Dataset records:
______________________________
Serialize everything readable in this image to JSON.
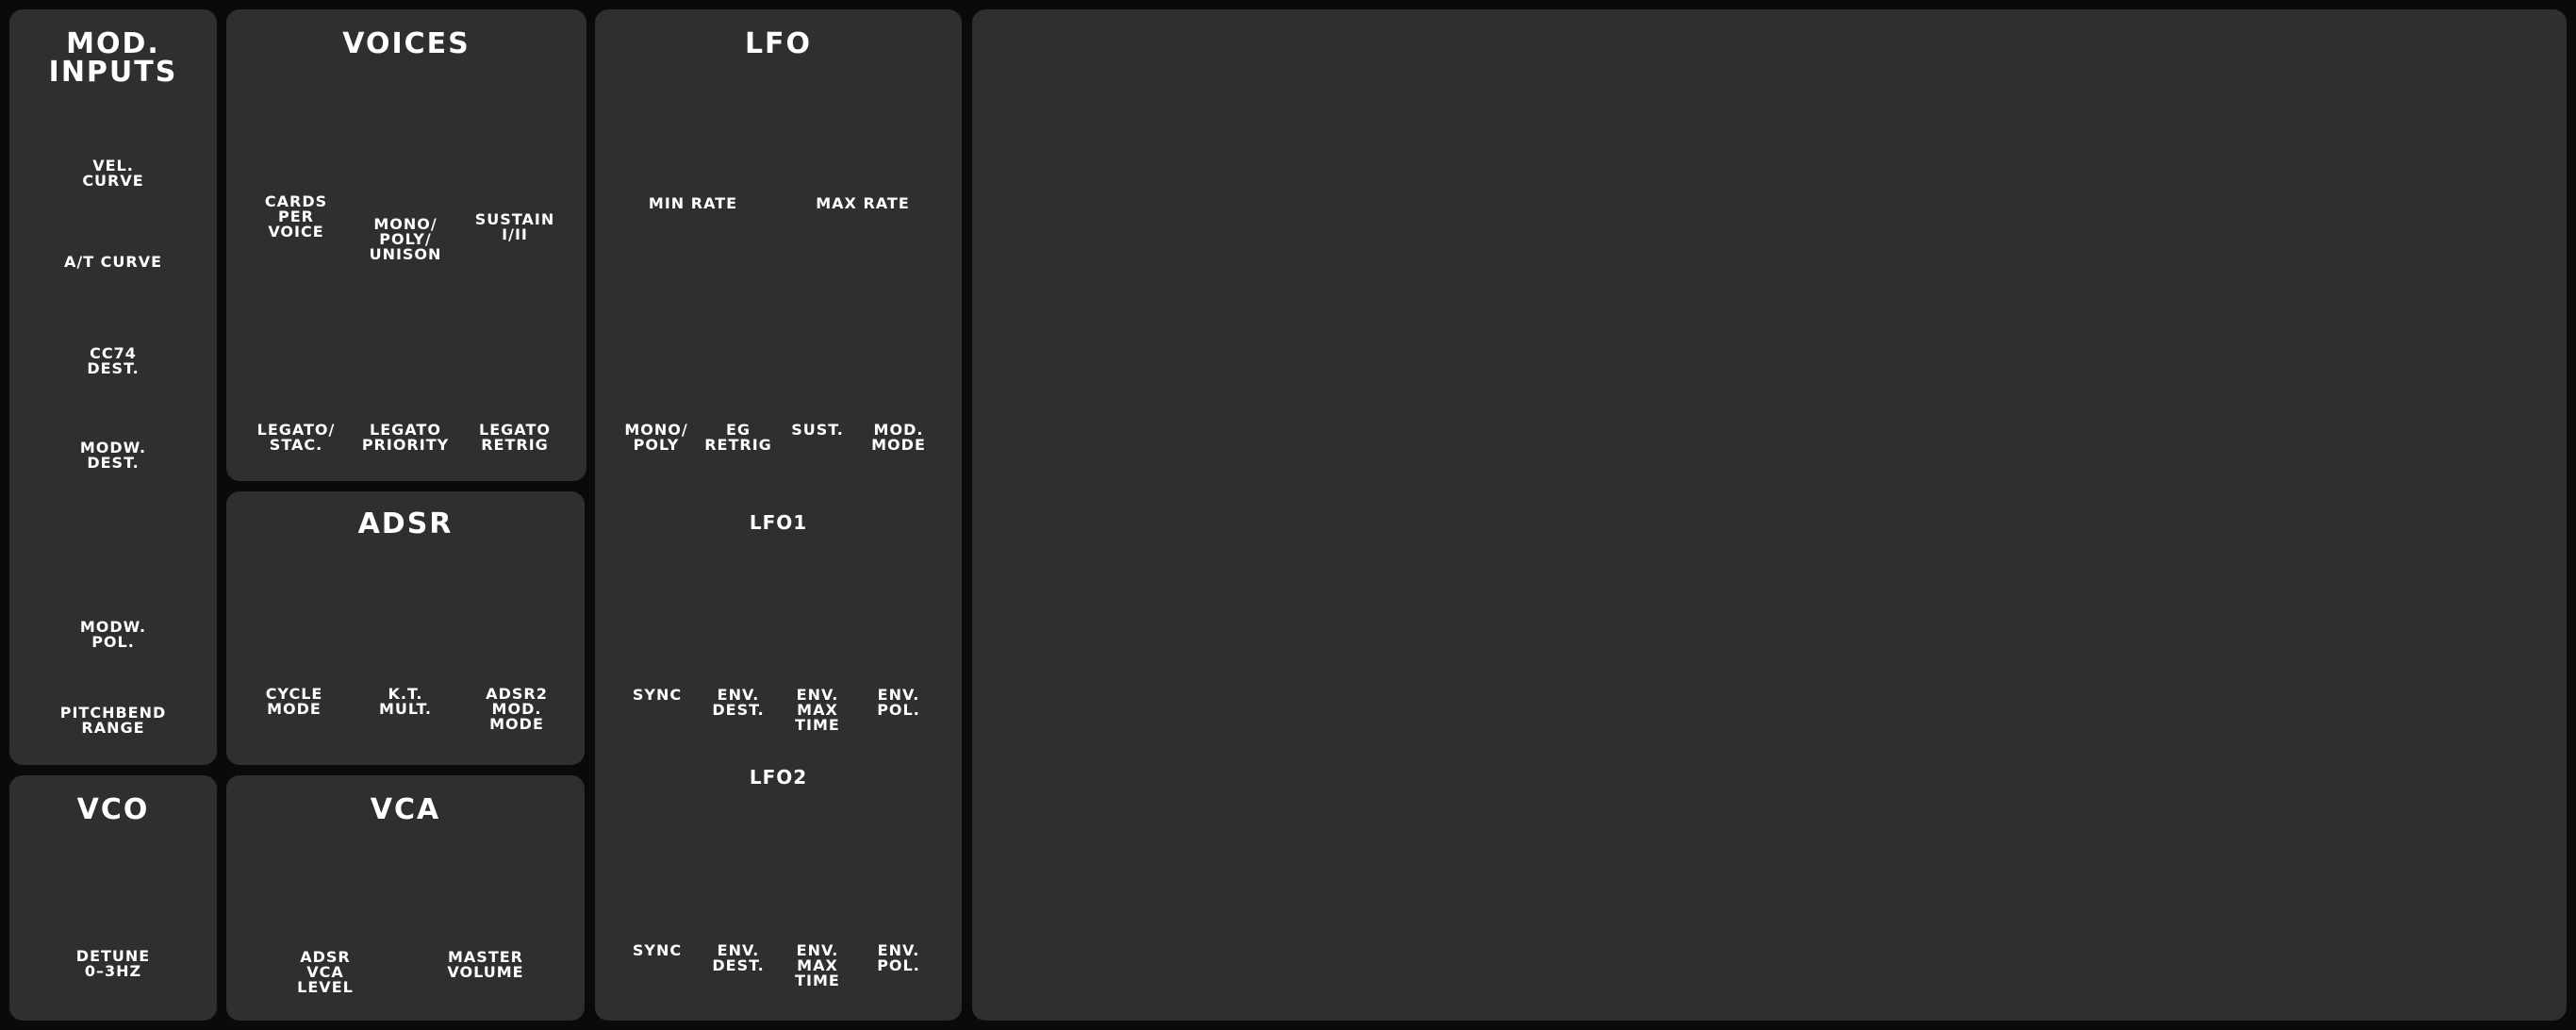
{
  "panels": {
    "mod_inputs": {
      "title": "MOD.\nINPUTS",
      "labels": [
        "VEL. CURVE",
        "A/T CURVE",
        "CC74 DEST.",
        "MODW. DEST.",
        "MODW. POL.",
        "PITCHBEND\nRANGE"
      ]
    },
    "voices": {
      "title": "VOICES",
      "labels": [
        "CARDS\nPER\nVOICE",
        "MONO/\nPOLY/\nUNISON",
        "SUSTAIN\nI/II",
        "LEGATO/\nSTAC.",
        "LEGATO\nPRIORITY",
        "LEGATO\nRETRIG"
      ]
    },
    "adsr": {
      "title": "ADSR",
      "labels": [
        "CYCLE\nMODE",
        "K.T.\nMULT.",
        "ADSR2\nMOD.\nMODE"
      ]
    },
    "vco": {
      "title": "VCO",
      "labels": [
        "DETUNE\n0–3HZ"
      ]
    },
    "vca": {
      "title": "VCA",
      "labels": [
        "ADSR\nVCA\nLEVEL",
        "MASTER\nVOLUME"
      ]
    },
    "lfo": {
      "title": "LFO",
      "labels": [
        "MIN RATE",
        "MAX RATE",
        "MONO/\nPOLY",
        "EG\nRETRIG",
        "SUST.",
        "MOD.\nMODE"
      ],
      "lfo1": {
        "title": "LFO1",
        "labels": [
          "SYNC",
          "ENV.\nDEST.",
          "ENV.\nMAX\nTIME",
          "ENV.\nPOL."
        ]
      },
      "lfo2": {
        "title": "LFO2",
        "labels": [
          "SYNC",
          "ENV.\nDEST.",
          "ENV.\nMAX\nTIME",
          "ENV.\nPOL."
        ]
      }
    }
  },
  "colors": {
    "background": "#0a0a0a",
    "panel": "#2f2f2f",
    "text": "#ffffff"
  }
}
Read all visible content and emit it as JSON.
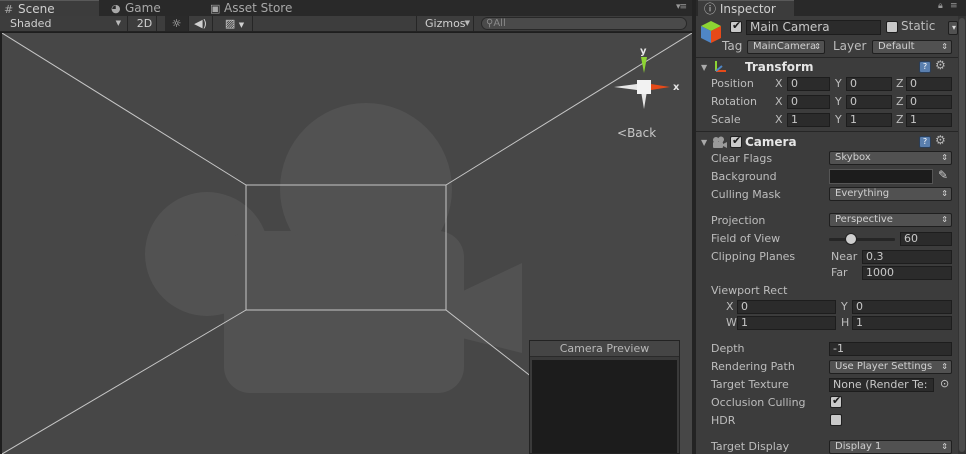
{
  "scene_tabs": [
    {
      "label": "Scene",
      "icon": "grid-icon"
    },
    {
      "label": "Game",
      "icon": "pacman-icon"
    },
    {
      "label": "Asset Store",
      "icon": "bag-icon"
    }
  ],
  "toolbar": {
    "shading_mode": "Shaded",
    "mode_2d_label": "2D",
    "gizmos_label": "Gizmos",
    "search_placeholder": "All"
  },
  "gizmo": {
    "y_label": "y",
    "x_label": "x",
    "back_label": "Back"
  },
  "camera_preview": {
    "title": "Camera Preview"
  },
  "inspector": {
    "tab_label": "Inspector",
    "object_name": "Main Camera",
    "static_label": "Static",
    "tag_label": "Tag",
    "tag_value": "MainCamera",
    "layer_label": "Layer",
    "layer_value": "Default",
    "transform": {
      "title": "Transform",
      "rows": [
        {
          "label": "Position",
          "x": "0",
          "y": "0",
          "z": "0"
        },
        {
          "label": "Rotation",
          "x": "0",
          "y": "0",
          "z": "0"
        },
        {
          "label": "Scale",
          "x": "1",
          "y": "1",
          "z": "1"
        }
      ],
      "axis_x": "X",
      "axis_y": "Y",
      "axis_z": "Z"
    },
    "camera": {
      "title": "Camera",
      "clear_flags_label": "Clear Flags",
      "clear_flags_value": "Skybox",
      "background_label": "Background",
      "background_color": "#1c1c1c",
      "culling_mask_label": "Culling Mask",
      "culling_mask_value": "Everything",
      "projection_label": "Projection",
      "projection_value": "Perspective",
      "fov_label": "Field of View",
      "fov_value": "60",
      "fov_fraction": 0.33,
      "clipping_label": "Clipping Planes",
      "near_label": "Near",
      "near_value": "0.3",
      "far_label": "Far",
      "far_value": "1000",
      "viewport_label": "Viewport Rect",
      "vp_x_label": "X",
      "vp_x": "0",
      "vp_y_label": "Y",
      "vp_y": "0",
      "vp_w_label": "W",
      "vp_w": "1",
      "vp_h_label": "H",
      "vp_h": "1",
      "depth_label": "Depth",
      "depth_value": "-1",
      "rendering_path_label": "Rendering Path",
      "rendering_path_value": "Use Player Settings",
      "target_texture_label": "Target Texture",
      "target_texture_value": "None (Render Te:",
      "occlusion_label": "Occlusion Culling",
      "hdr_label": "HDR",
      "target_display_label": "Target Display",
      "target_display_value": "Display 1"
    }
  },
  "colors": {
    "gizmo_x": "#e64a19",
    "gizmo_y": "#8dd433",
    "gizmo_z": "#4f86c6",
    "accent": "#5a7fae"
  }
}
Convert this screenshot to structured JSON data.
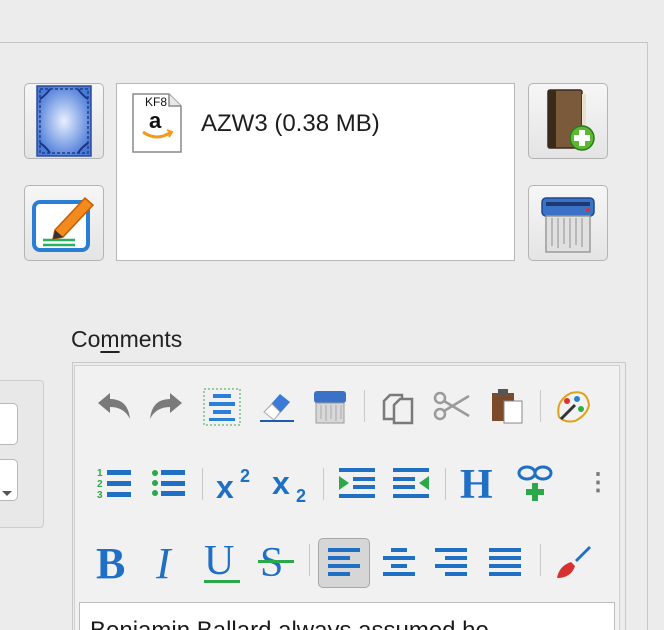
______________________________
• [WHAT TO DO]:
Reproduce every record word for word. The copy must contain no pictures.

• [EXERCISE SOLUTION]:
Serialize everything readable in this image to JSON.
{
  "panels": {
    "mod_inputs": {
      "title": "MOD.\nINPUTS",
      "labels": [
        "VEL. CURVE",
        "A/T CURVE",
        "CC74 DEST.",
        "MODW. DEST.",
        "MODW. POL.",
        "PITCHBEND\nRANGE"
      ]
    },
    "voices": {
      "title": "VOICES",
      "labels": [
        "CARDS\nPER\nVOICE",
        "MONO/\nPOLY/\nUNISON",
        "SUSTAIN\nI/II",
        "LEGATO/\nSTAC.",
        "LEGATO\nPRIORITY",
        "LEGATO\nRETRIG"
      ]
    },
    "adsr": {
      "title": "ADSR",
      "labels": [
        "CYCLE\nMODE",
        "K.T.\nMULT.",
        "ADSR2\nMOD.\nMODE"
      ]
    },
    "vco": {
      "title": "VCO",
      "labels": [
        "DETUNE\n0–3HZ"
      ]
    },
    "vca": {
      "title": "VCA",
      "labels": [
        "ADSR\nVCA\nLEVEL",
        "MASTER\nVOLUME"
      ]
    },
    "lfo": {
      "title": "LFO",
      "labels": [
        "MIN RATE",
        "MAX RATE",
        "MONO/\nPOLY",
        "EG\nRETRIG",
        "SUST.",
        "MOD.\nMODE"
      ],
      "lfo1": {
        "title": "LFO1",
        "labels": [
          "SYNC",
          "ENV.\nDEST.",
          "ENV.\nMAX\nTIME",
          "ENV.\nPOL."
        ]
      },
      "lfo2": {
        "title": "LFO2",
        "labels": [
          "SYNC",
          "ENV.\nDEST.",
          "ENV.\nMAX\nTIME",
          "ENV.\nPOL."
        ]
      }
    }
  },
  "colors": {
    "background": "#0a0a0a",
    "panel": "#2f2f2f",
    "text": "#ffffff"
  }
}
Read all visible content and emit it as JSON.
{
  "scene_tabs": [
    {
      "label": "Scene",
      "icon": "grid-icon"
    },
    {
      "label": "Game",
      "icon": "pacman-icon"
    },
    {
      "label": "Asset Store",
      "icon": "bag-icon"
    }
  ],
  "toolbar": {
    "shading_mode": "Shaded",
    "mode_2d_label": "2D",
    "gizmos_label": "Gizmos",
    "search_placeholder": "All"
  },
  "gizmo": {
    "y_label": "y",
    "x_label": "x",
    "back_label": "Back"
  },
  "camera_preview": {
    "title": "Camera Preview"
  },
  "inspector": {
    "tab_label": "Inspector",
    "object_name": "Main Camera",
    "static_label": "Static",
    "tag_label": "Tag",
    "tag_value": "MainCamera",
    "layer_label": "Layer",
    "layer_value": "Default",
    "transform": {
      "title": "Transform",
      "rows": [
        {
          "label": "Position",
          "x": "0",
          "y": "0",
          "z": "0"
        },
        {
          "label": "Rotation",
          "x": "0",
          "y": "0",
          "z": "0"
        },
        {
          "label": "Scale",
          "x": "1",
          "y": "1",
          "z": "1"
        }
      ],
      "axis_x": "X",
      "axis_y": "Y",
      "axis_z": "Z"
    },
    "camera": {
      "title": "Camera",
      "clear_flags_label": "Clear Flags",
      "clear_flags_value": "Skybox",
      "background_label": "Background",
      "background_color": "#1c1c1c",
      "culling_mask_label": "Culling Mask",
      "culling_mask_value": "Everything",
      "projection_label": "Projection",
      "projection_value": "Perspective",
      "fov_label": "Field of View",
      "fov_value": "60",
      "fov_fraction": 0.33,
      "clipping_label": "Clipping Planes",
      "near_label": "Near",
      "near_value": "0.3",
      "far_label": "Far",
      "far_value": "1000",
      "viewport_label": "Viewport Rect",
      "vp_x_label": "X",
      "vp_x": "0",
      "vp_y_label": "Y",
      "vp_y": "0",
      "vp_w_label": "W",
      "vp_w": "1",
      "vp_h_label": "H",
      "vp_h": "1",
      "depth_label": "Depth",
      "depth_value": "-1",
      "rendering_path_label": "Rendering Path",
      "rendering_path_value": "Use Player Settings",
      "target_texture_label": "Target Texture",
      "target_texture_value": "None (Render Te:",
      "occlusion_label": "Occlusion Culling",
      "hdr_label": "HDR",
      "target_display_label": "Target Display",
      "target_display_value": "Display 1"
    }
  },
  "colors": {
    "gizmo_x": "#e64a19",
    "gizmo_y": "#8dd433",
    "gizmo_z": "#4f86c6",
    "accent": "#5a7fae"
  }
}
Convert this screenshot to structured JSON data.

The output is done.